• Data section:
-- BEGIN --
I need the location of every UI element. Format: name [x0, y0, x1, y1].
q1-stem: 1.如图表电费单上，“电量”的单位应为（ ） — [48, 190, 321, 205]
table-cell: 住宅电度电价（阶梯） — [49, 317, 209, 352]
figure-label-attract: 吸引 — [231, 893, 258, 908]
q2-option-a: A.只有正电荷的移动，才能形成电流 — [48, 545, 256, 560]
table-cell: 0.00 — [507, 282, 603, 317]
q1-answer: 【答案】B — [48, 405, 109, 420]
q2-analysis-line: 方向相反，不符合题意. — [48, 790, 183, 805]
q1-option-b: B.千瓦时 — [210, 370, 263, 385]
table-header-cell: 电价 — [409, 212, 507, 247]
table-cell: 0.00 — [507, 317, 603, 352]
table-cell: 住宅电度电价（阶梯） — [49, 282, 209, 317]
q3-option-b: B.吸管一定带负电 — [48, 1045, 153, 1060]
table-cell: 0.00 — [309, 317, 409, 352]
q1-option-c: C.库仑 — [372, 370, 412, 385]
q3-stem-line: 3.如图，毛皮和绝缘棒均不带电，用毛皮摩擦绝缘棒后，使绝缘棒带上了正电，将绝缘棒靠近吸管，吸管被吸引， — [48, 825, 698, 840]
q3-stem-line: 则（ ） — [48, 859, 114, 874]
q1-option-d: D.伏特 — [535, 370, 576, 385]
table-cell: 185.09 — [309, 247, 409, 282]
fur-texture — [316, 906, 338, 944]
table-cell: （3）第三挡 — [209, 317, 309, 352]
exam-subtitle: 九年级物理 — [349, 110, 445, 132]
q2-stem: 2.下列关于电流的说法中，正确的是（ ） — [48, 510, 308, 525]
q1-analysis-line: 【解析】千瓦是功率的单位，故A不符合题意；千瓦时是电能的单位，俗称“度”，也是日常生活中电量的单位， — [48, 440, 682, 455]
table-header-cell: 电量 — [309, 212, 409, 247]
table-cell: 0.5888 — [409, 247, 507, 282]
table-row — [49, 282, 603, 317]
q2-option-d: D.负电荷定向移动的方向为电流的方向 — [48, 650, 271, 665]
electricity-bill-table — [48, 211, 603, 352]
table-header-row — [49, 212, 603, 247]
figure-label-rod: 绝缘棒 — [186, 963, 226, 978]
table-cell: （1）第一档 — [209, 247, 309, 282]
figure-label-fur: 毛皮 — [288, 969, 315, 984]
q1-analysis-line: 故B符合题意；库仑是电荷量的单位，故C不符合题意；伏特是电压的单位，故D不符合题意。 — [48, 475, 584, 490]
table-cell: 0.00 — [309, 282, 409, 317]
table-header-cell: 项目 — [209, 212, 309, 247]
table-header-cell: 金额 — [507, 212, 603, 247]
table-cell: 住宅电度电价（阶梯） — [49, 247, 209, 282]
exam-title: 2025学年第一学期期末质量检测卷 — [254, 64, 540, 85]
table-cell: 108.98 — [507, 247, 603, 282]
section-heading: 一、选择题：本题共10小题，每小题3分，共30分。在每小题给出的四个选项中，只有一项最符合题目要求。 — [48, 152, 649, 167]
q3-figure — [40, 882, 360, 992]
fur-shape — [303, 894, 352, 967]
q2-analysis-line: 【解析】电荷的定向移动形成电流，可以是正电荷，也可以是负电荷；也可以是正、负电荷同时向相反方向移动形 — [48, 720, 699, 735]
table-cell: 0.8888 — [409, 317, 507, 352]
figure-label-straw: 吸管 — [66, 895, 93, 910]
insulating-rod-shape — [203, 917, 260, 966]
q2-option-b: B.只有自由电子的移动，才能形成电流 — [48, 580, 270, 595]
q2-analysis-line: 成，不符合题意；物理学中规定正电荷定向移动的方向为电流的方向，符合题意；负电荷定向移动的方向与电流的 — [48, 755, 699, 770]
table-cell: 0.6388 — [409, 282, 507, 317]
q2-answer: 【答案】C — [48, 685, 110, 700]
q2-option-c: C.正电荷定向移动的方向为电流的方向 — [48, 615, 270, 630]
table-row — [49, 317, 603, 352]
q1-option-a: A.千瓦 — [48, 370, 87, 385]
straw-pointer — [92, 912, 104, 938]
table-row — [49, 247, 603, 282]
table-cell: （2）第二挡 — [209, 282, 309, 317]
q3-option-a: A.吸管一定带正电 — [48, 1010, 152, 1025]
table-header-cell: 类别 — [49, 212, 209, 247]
-- END --
• Stated problem: Could you reproduce every item above word for word, without changing anything?

• Expected answer:
I need the location of every UI element. Format: name [x0, y0, x1, y1].
q1-stem: 1.如图表电费单上，“电量”的单位应为（ ） — [48, 190, 321, 205]
table-cell: 住宅电度电价（阶梯） — [49, 317, 209, 352]
figure-label-attract: 吸引 — [231, 893, 258, 908]
q2-option-a: A.只有正电荷的移动，才能形成电流 — [48, 545, 256, 560]
table-cell: 0.00 — [507, 282, 603, 317]
q1-answer: 【答案】B — [48, 405, 109, 420]
q2-analysis-line: 方向相反，不符合题意. — [48, 790, 183, 805]
q1-option-b: B.千瓦时 — [210, 370, 263, 385]
table-header-cell: 电价 — [409, 212, 507, 247]
table-cell: 0.00 — [507, 317, 603, 352]
table-cell: 住宅电度电价（阶梯） — [49, 282, 209, 317]
q3-option-b: B.吸管一定带负电 — [48, 1045, 153, 1060]
table-cell: 0.00 — [309, 317, 409, 352]
q1-option-c: C.库仑 — [372, 370, 412, 385]
q3-stem-line: 3.如图，毛皮和绝缘棒均不带电，用毛皮摩擦绝缘棒后，使绝缘棒带上了正电，将绝缘棒靠近吸管，吸管被吸引， — [48, 825, 698, 840]
q3-stem-line: 则（ ） — [48, 859, 114, 874]
q1-option-d: D.伏特 — [535, 370, 576, 385]
table-cell: 185.09 — [309, 247, 409, 282]
fur-texture — [316, 906, 338, 944]
table-cell: （3）第三挡 — [209, 317, 309, 352]
exam-subtitle: 九年级物理 — [349, 110, 445, 132]
q2-stem: 2.下列关于电流的说法中，正确的是（ ） — [48, 510, 308, 525]
q1-analysis-line: 【解析】千瓦是功率的单位，故A不符合题意；千瓦时是电能的单位，俗称“度”，也是日常生活中电量的单位， — [48, 440, 682, 455]
table-header-cell: 电量 — [309, 212, 409, 247]
table-cell: 0.5888 — [409, 247, 507, 282]
table-row — [49, 282, 603, 317]
q2-option-d: D.负电荷定向移动的方向为电流的方向 — [48, 650, 271, 665]
electricity-bill-table — [48, 211, 603, 352]
table-header-row — [49, 212, 603, 247]
figure-label-rod: 绝缘棒 — [186, 963, 226, 978]
table-cell: （1）第一档 — [209, 247, 309, 282]
figure-label-fur: 毛皮 — [288, 969, 315, 984]
q1-analysis-line: 故B符合题意；库仑是电荷量的单位，故C不符合题意；伏特是电压的单位，故D不符合题意。 — [48, 475, 584, 490]
table-cell: 0.00 — [309, 282, 409, 317]
table-header-cell: 项目 — [209, 212, 309, 247]
table-header-cell: 金额 — [507, 212, 603, 247]
table-cell: 住宅电度电价（阶梯） — [49, 247, 209, 282]
exam-title: 2025学年第一学期期末质量检测卷 — [254, 64, 540, 85]
table-cell: 108.98 — [507, 247, 603, 282]
section-heading: 一、选择题：本题共10小题，每小题3分，共30分。在每小题给出的四个选项中，只有一项最符合题目要求。 — [48, 152, 649, 167]
q3-figure — [40, 882, 360, 992]
fur-shape — [303, 894, 352, 967]
q2-analysis-line: 【解析】电荷的定向移动形成电流，可以是正电荷，也可以是负电荷；也可以是正、负电荷同时向相反方向移动形 — [48, 720, 699, 735]
table-cell: 0.8888 — [409, 317, 507, 352]
figure-label-straw: 吸管 — [66, 895, 93, 910]
insulating-rod-shape — [203, 917, 260, 966]
q2-option-b: B.只有自由电子的移动，才能形成电流 — [48, 580, 270, 595]
q2-analysis-line: 成，不符合题意；物理学中规定正电荷定向移动的方向为电流的方向，符合题意；负电荷定向移动的方向与电流的 — [48, 755, 699, 770]
table-cell: 0.6388 — [409, 282, 507, 317]
q2-answer: 【答案】C — [48, 685, 110, 700]
q2-option-c: C.正电荷定向移动的方向为电流的方向 — [48, 615, 270, 630]
table-row — [49, 317, 603, 352]
q1-option-a: A.千瓦 — [48, 370, 87, 385]
straw-pointer — [92, 912, 104, 938]
table-row — [49, 247, 603, 282]
table-cell: （2）第二挡 — [209, 282, 309, 317]
q3-option-a: A.吸管一定带正电 — [48, 1010, 152, 1025]
table-header-cell: 类别 — [49, 212, 209, 247]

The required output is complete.